§ **PROBLEM DESCRIPTION**
Print the listing that follows, character for character.

----

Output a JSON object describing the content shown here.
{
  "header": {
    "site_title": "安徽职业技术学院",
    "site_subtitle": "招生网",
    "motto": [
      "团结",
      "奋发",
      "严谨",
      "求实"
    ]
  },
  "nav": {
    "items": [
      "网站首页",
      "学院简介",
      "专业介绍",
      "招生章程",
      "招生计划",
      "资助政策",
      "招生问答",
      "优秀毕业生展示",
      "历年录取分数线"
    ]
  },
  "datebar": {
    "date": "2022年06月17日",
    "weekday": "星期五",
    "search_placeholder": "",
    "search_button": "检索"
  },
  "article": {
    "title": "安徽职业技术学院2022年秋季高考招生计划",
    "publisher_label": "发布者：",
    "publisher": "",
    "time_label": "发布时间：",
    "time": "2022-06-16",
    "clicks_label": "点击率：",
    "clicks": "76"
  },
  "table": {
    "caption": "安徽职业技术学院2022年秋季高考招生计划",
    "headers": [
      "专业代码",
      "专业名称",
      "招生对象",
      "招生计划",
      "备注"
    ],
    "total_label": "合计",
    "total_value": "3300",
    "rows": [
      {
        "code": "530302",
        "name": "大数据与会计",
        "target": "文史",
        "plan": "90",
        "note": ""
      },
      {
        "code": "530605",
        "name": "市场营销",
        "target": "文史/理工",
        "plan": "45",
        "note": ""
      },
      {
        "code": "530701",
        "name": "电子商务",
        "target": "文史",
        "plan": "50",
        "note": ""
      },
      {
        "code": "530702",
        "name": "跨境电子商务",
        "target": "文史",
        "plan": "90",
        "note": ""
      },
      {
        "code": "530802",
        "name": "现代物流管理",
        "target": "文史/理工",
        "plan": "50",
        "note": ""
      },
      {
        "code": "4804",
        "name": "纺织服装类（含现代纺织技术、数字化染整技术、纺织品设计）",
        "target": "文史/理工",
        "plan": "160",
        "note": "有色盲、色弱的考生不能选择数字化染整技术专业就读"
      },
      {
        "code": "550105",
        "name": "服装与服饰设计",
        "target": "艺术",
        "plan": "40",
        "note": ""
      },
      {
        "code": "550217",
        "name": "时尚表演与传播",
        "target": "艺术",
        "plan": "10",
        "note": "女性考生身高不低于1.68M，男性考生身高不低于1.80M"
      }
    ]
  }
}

----

§ **RESULT OF THE TASK**
Output a JSON object describing the content shown here.
{
  "header": {
    "site_title": "安徽职业技术学院",
    "site_subtitle": "招生网",
    "motto": [
      "团结",
      "奋发",
      "严谨",
      "求实"
    ]
  },
  "nav": {
    "items": [
      "网站首页",
      "学院简介",
      "专业介绍",
      "招生章程",
      "招生计划",
      "资助政策",
      "招生问答",
      "优秀毕业生展示",
      "历年录取分数线"
    ]
  },
  "datebar": {
    "date": "2022年06月17日",
    "weekday": "星期五",
    "search_placeholder": "",
    "search_button": "检索"
  },
  "article": {
    "title": "安徽职业技术学院2022年秋季高考招生计划",
    "publisher_label": "发布者：",
    "publisher": "",
    "time_label": "发布时间：",
    "time": "2022-06-16",
    "clicks_label": "点击率：",
    "clicks": "76"
  },
  "table": {
    "caption": "安徽职业技术学院2022年秋季高考招生计划",
    "headers": [
      "专业代码",
      "专业名称",
      "招生对象",
      "招生计划",
      "备注"
    ],
    "total_label": "合计",
    "total_value": "3300",
    "rows": [
      {
        "code": "530302",
        "name": "大数据与会计",
        "target": "文史",
        "plan": "90",
        "note": ""
      },
      {
        "code": "530605",
        "name": "市场营销",
        "target": "文史/理工",
        "plan": "45",
        "note": ""
      },
      {
        "code": "530701",
        "name": "电子商务",
        "target": "文史",
        "plan": "50",
        "note": ""
      },
      {
        "code": "530702",
        "name": "跨境电子商务",
        "target": "文史",
        "plan": "90",
        "note": ""
      },
      {
        "code": "530802",
        "name": "现代物流管理",
        "target": "文史/理工",
        "plan": "50",
        "note": ""
      },
      {
        "code": "4804",
        "name": "纺织服装类（含现代纺织技术、数字化染整技术、纺织品设计）",
        "target": "文史/理工",
        "plan": "160",
        "note": "有色盲、色弱的考生不能选择数字化染整技术专业就读"
      },
      {
        "code": "550105",
        "name": "服装与服饰设计",
        "target": "艺术",
        "plan": "40",
        "note": ""
      },
      {
        "code": "550217",
        "name": "时尚表演与传播",
        "target": "艺术",
        "plan": "10",
        "note": "女性考生身高不低于1.68M，男性考生身高不低于1.80M"
      }
    ]
  }
}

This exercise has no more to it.